**GOAL:**
Leave out any picture and return the remaining listing below exactly as given.

**DATA FOR PROCESSING:**
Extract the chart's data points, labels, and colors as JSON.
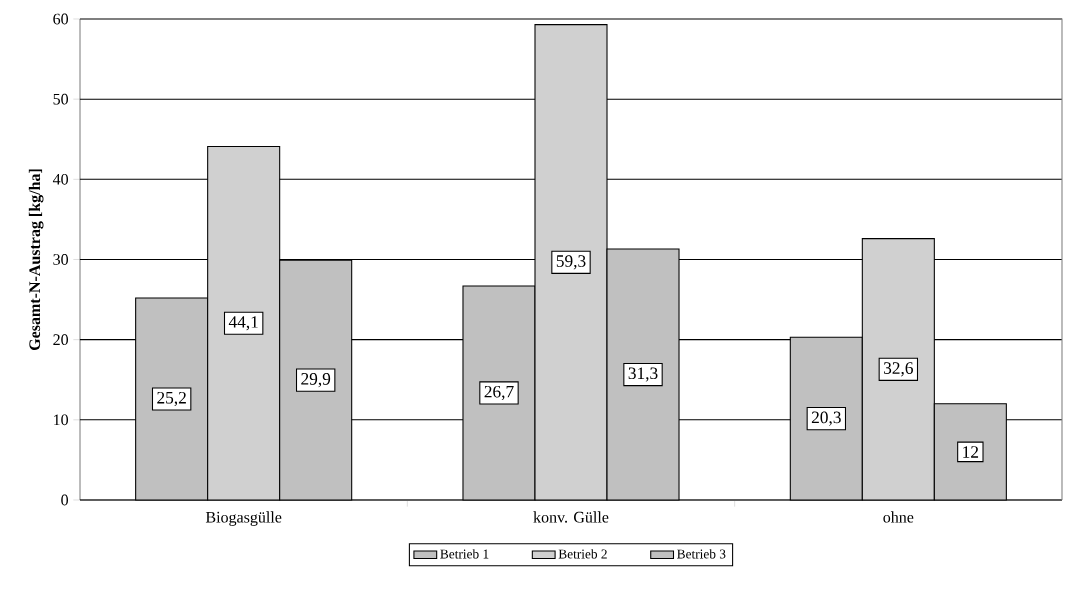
{
  "chart_data": {
    "type": "bar",
    "ylabel": "Gesamt-N-Austrag [kg/ha]",
    "categories": [
      "Biogasgülle",
      "konv. Gülle",
      "ohne"
    ],
    "series": [
      {
        "name": "Betrieb 1",
        "color": "#c0c0c0",
        "values": [
          25.2,
          26.7,
          20.3
        ],
        "value_labels": [
          "25,2",
          "26,7",
          "20,3"
        ]
      },
      {
        "name": "Betrieb 2",
        "color": "#d0d0d0",
        "values": [
          44.1,
          59.3,
          32.6
        ],
        "value_labels": [
          "44,1",
          "59,3",
          "32,6"
        ]
      },
      {
        "name": "Betrieb 3",
        "color": "#c0c0c0",
        "values": [
          29.9,
          31.3,
          12
        ],
        "value_labels": [
          "29,9",
          "31,3",
          "12"
        ]
      }
    ],
    "ylim": [
      0,
      60
    ],
    "yticks": [
      0,
      10,
      20,
      30,
      40,
      50,
      60
    ],
    "grid": "y",
    "legend": "bottom"
  }
}
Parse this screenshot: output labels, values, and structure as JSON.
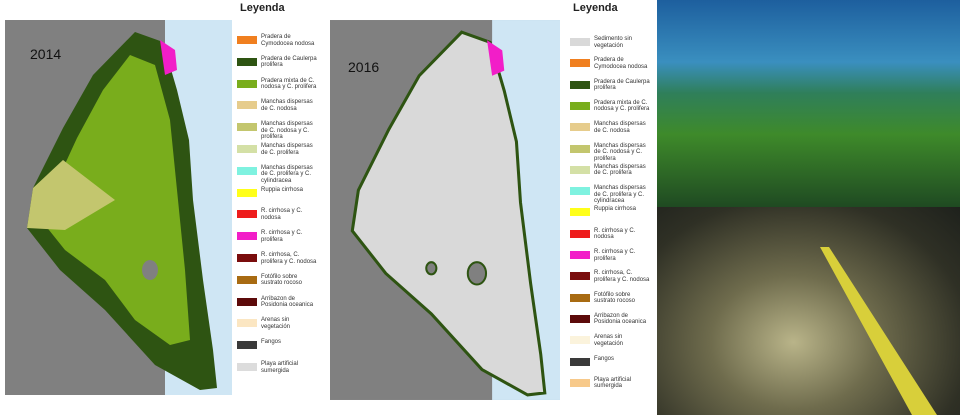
{
  "map_2014": {
    "year": "2014"
  },
  "map_2016": {
    "year": "2016"
  },
  "legend_2014": {
    "title": "Leyenda",
    "items": [
      {
        "label": "Pradera de Cymodocea nodosa",
        "color": "#f07f1f"
      },
      {
        "label": "Pradera de Caulerpa prolifera",
        "color": "#2e5412"
      },
      {
        "label": "Pradera mixta de C. nodosa y C. prolifera",
        "color": "#79ad1c"
      },
      {
        "label": "Manchas dispersas de C. nodosa",
        "color": "#e6cc8c"
      },
      {
        "label": "Manchas dispersas de C. nodosa y C. prolifera",
        "color": "#c3c66e"
      },
      {
        "label": "Manchas dispersas de C. prolifera",
        "color": "#d4e0a6"
      },
      {
        "label": "Manchas dispersas de C. prolifera y C. cylindracea",
        "color": "#7ff2e0"
      },
      {
        "label": "Ruppia cirrhosa",
        "color": "#ffff1a"
      },
      {
        "label": "R. cirrhosa y C. nodosa",
        "color": "#ee1c1c"
      },
      {
        "label": "R. cirrhosa y C. prolifera",
        "color": "#f21ec8"
      },
      {
        "label": "R. cirrhosa, C. prolifera y C. nodosa",
        "color": "#7a0d0d"
      },
      {
        "label": "Fotófilo sobre sustrato rocoso",
        "color": "#a86b12"
      },
      {
        "label": "Arribazon de Posidonia oceanica",
        "color": "#5c0a0a"
      },
      {
        "label": "Arenas sin vegetación",
        "color": "#fbe6c2"
      },
      {
        "label": "Fangos",
        "color": "#3a3a3a"
      },
      {
        "label": "Playa artificial sumergida",
        "color": "#dcdcdc"
      }
    ]
  },
  "legend_2016": {
    "title": "Leyenda",
    "items": [
      {
        "label": "Sedimento sin vegetación",
        "color": "#d9d9d9"
      },
      {
        "label": "Pradera de Cymodocea nodosa",
        "color": "#f07f1f"
      },
      {
        "label": "Pradera de Caulerpa prolifera",
        "color": "#2e5412"
      },
      {
        "label": "Pradera mixta de C. nodosa y C. prolifera",
        "color": "#79ad1c"
      },
      {
        "label": "Manchas dispersas de C. nodosa",
        "color": "#e6cc8c"
      },
      {
        "label": "Manchas dispersas de C. nodosa y C. prolifera",
        "color": "#c3c66e"
      },
      {
        "label": "Manchas dispersas de C. prolifera",
        "color": "#d4e0a6"
      },
      {
        "label": "Manchas dispersas de C. prolifera y C. cylindracea",
        "color": "#7ff2e0"
      },
      {
        "label": "Ruppia cirrhosa",
        "color": "#ffff1a"
      },
      {
        "label": "R. cirrhosa y C. nodosa",
        "color": "#ee1c1c"
      },
      {
        "label": "R. cirrhosa y C. prolifera",
        "color": "#f21ec8"
      },
      {
        "label": "R. cirrhosa, C. prolifera y C. nodosa",
        "color": "#7a0d0d"
      },
      {
        "label": "Fotófilo sobre sustrato rocoso",
        "color": "#a86b12"
      },
      {
        "label": "Arribazon de Posidonia oceanica",
        "color": "#5c0a0a"
      },
      {
        "label": "Arenas sin vegetación",
        "color": "#fbf3dc"
      },
      {
        "label": "Fangos",
        "color": "#3a3a3a"
      },
      {
        "label": "Playa artificial sumergida",
        "color": "#f7c98a"
      }
    ]
  }
}
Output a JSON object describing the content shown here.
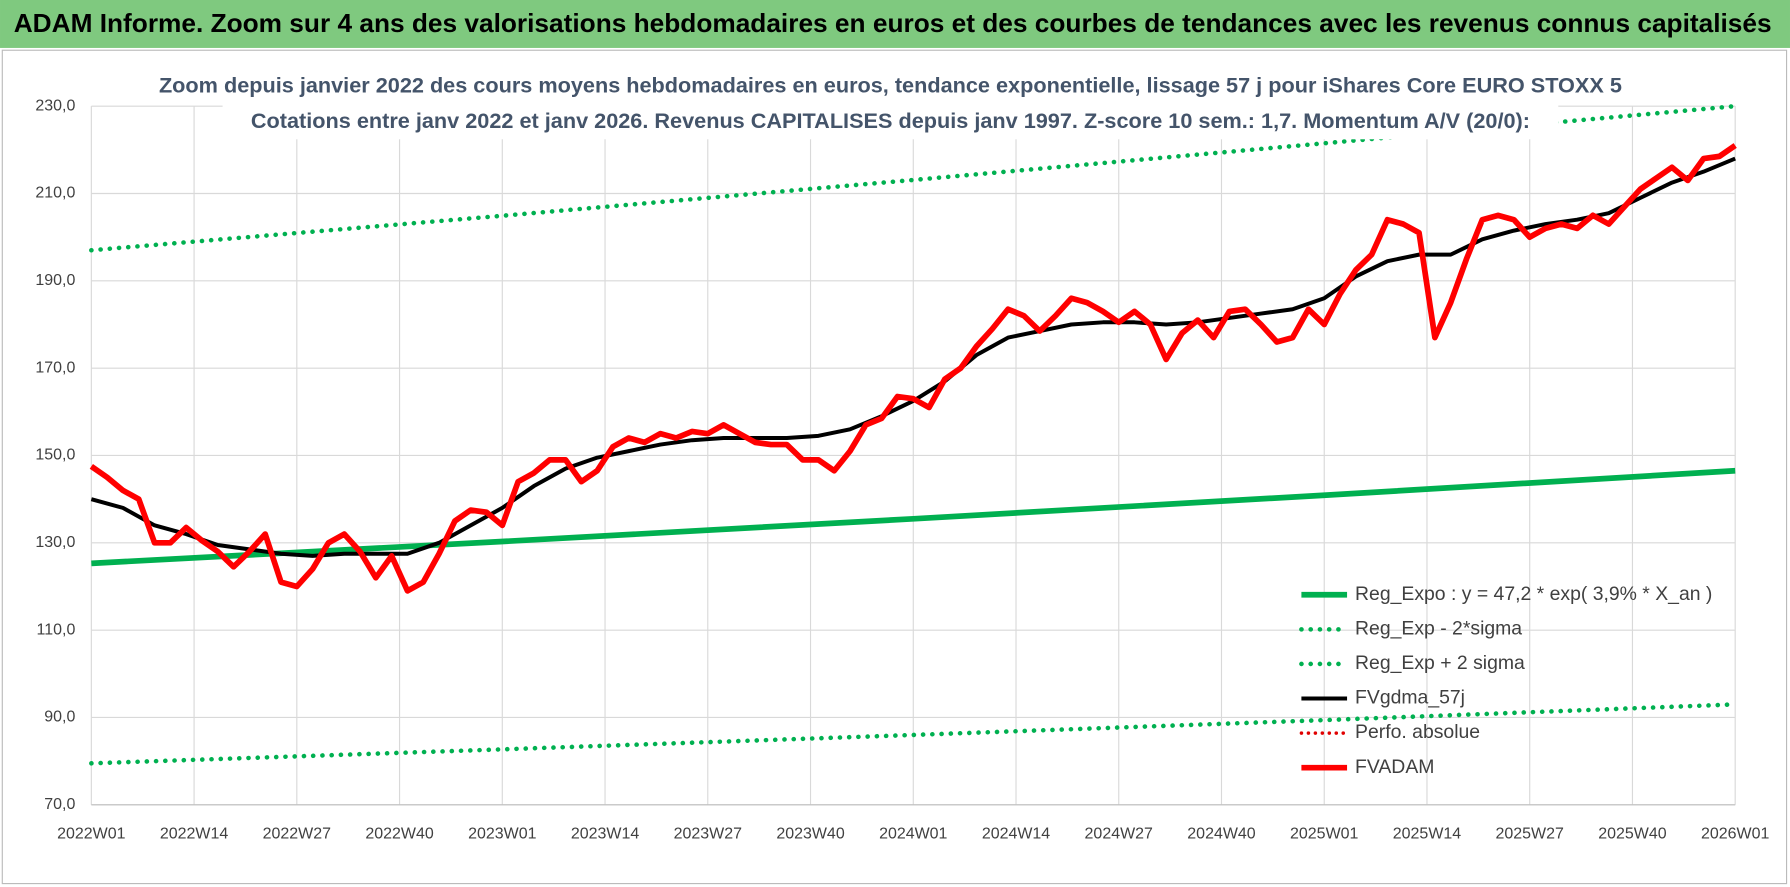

**THE RESPONSE:**
Extract the chart's data points, labels, and colors as JSON.
{
  "chart_data": {
    "type": "bar",
    "ylabel": "Gesamt-N-Austrag [kg/ha]",
    "categories": [
      "Biogasgülle",
      "konv. Gülle",
      "ohne"
    ],
    "series": [
      {
        "name": "Betrieb 1",
        "color": "#c0c0c0",
        "values": [
          25.2,
          26.7,
          20.3
        ],
        "value_labels": [
          "25,2",
          "26,7",
          "20,3"
        ]
      },
      {
        "name": "Betrieb 2",
        "color": "#d0d0d0",
        "values": [
          44.1,
          59.3,
          32.6
        ],
        "value_labels": [
          "44,1",
          "59,3",
          "32,6"
        ]
      },
      {
        "name": "Betrieb 3",
        "color": "#c0c0c0",
        "values": [
          29.9,
          31.3,
          12
        ],
        "value_labels": [
          "29,9",
          "31,3",
          "12"
        ]
      }
    ],
    "ylim": [
      0,
      60
    ],
    "yticks": [
      0,
      10,
      20,
      30,
      40,
      50,
      60
    ],
    "grid": "y",
    "legend": "bottom"
  }
}
Parse this screenshot: output labels, values, and structure as JSON.
{
  "map_2014": {
    "year": "2014"
  },
  "map_2016": {
    "year": "2016"
  },
  "legend_2014": {
    "title": "Leyenda",
    "items": [
      {
        "label": "Pradera de Cymodocea nodosa",
        "color": "#f07f1f"
      },
      {
        "label": "Pradera de Caulerpa prolifera",
        "color": "#2e5412"
      },
      {
        "label": "Pradera mixta de C. nodosa y C. prolifera",
        "color": "#79ad1c"
      },
      {
        "label": "Manchas dispersas de C. nodosa",
        "color": "#e6cc8c"
      },
      {
        "label": "Manchas dispersas de C. nodosa y C. prolifera",
        "color": "#c3c66e"
      },
      {
        "label": "Manchas dispersas de C. prolifera",
        "color": "#d4e0a6"
      },
      {
        "label": "Manchas dispersas de C. prolifera y C. cylindracea",
        "color": "#7ff2e0"
      },
      {
        "label": "Ruppia cirrhosa",
        "color": "#ffff1a"
      },
      {
        "label": "R. cirrhosa y C. nodosa",
        "color": "#ee1c1c"
      },
      {
        "label": "R. cirrhosa y C. prolifera",
        "color": "#f21ec8"
      },
      {
        "label": "R. cirrhosa, C. prolifera y C. nodosa",
        "color": "#7a0d0d"
      },
      {
        "label": "Fotófilo sobre sustrato rocoso",
        "color": "#a86b12"
      },
      {
        "label": "Arribazon de Posidonia oceanica",
        "color": "#5c0a0a"
      },
      {
        "label": "Arenas sin vegetación",
        "color": "#fbe6c2"
      },
      {
        "label": "Fangos",
        "color": "#3a3a3a"
      },
      {
        "label": "Playa artificial sumergida",
        "color": "#dcdcdc"
      }
    ]
  },
  "legend_2016": {
    "title": "Leyenda",
    "items": [
      {
        "label": "Sedimento sin vegetación",
        "color": "#d9d9d9"
      },
      {
        "label": "Pradera de Cymodocea nodosa",
        "color": "#f07f1f"
      },
      {
        "label": "Pradera de Caulerpa prolifera",
        "color": "#2e5412"
      },
      {
        "label": "Pradera mixta de C. nodosa y C. prolifera",
        "color": "#79ad1c"
      },
      {
        "label": "Manchas dispersas de C. nodosa",
        "color": "#e6cc8c"
      },
      {
        "label": "Manchas dispersas de C. nodosa y C. prolifera",
        "color": "#c3c66e"
      },
      {
        "label": "Manchas dispersas de C. prolifera",
        "color": "#d4e0a6"
      },
      {
        "label": "Manchas dispersas de C. prolifera y C. cylindracea",
        "color": "#7ff2e0"
      },
      {
        "label": "Ruppia cirrhosa",
        "color": "#ffff1a"
      },
      {
        "label": "R. cirrhosa y C. nodosa",
        "color": "#ee1c1c"
      },
      {
        "label": "R. cirrhosa y C. prolifera",
        "color": "#f21ec8"
      },
      {
        "label": "R. cirrhosa, C. prolifera y C. nodosa",
        "color": "#7a0d0d"
      },
      {
        "label": "Fotófilo sobre sustrato rocoso",
        "color": "#a86b12"
      },
      {
        "label": "Arribazon de Posidonia oceanica",
        "color": "#5c0a0a"
      },
      {
        "label": "Arenas sin vegetación",
        "color": "#fbf3dc"
      },
      {
        "label": "Fangos",
        "color": "#3a3a3a"
      },
      {
        "label": "Playa artificial sumergida",
        "color": "#f7c98a"
      }
    ]
  }
}
Output a JSON object describing the content shown here.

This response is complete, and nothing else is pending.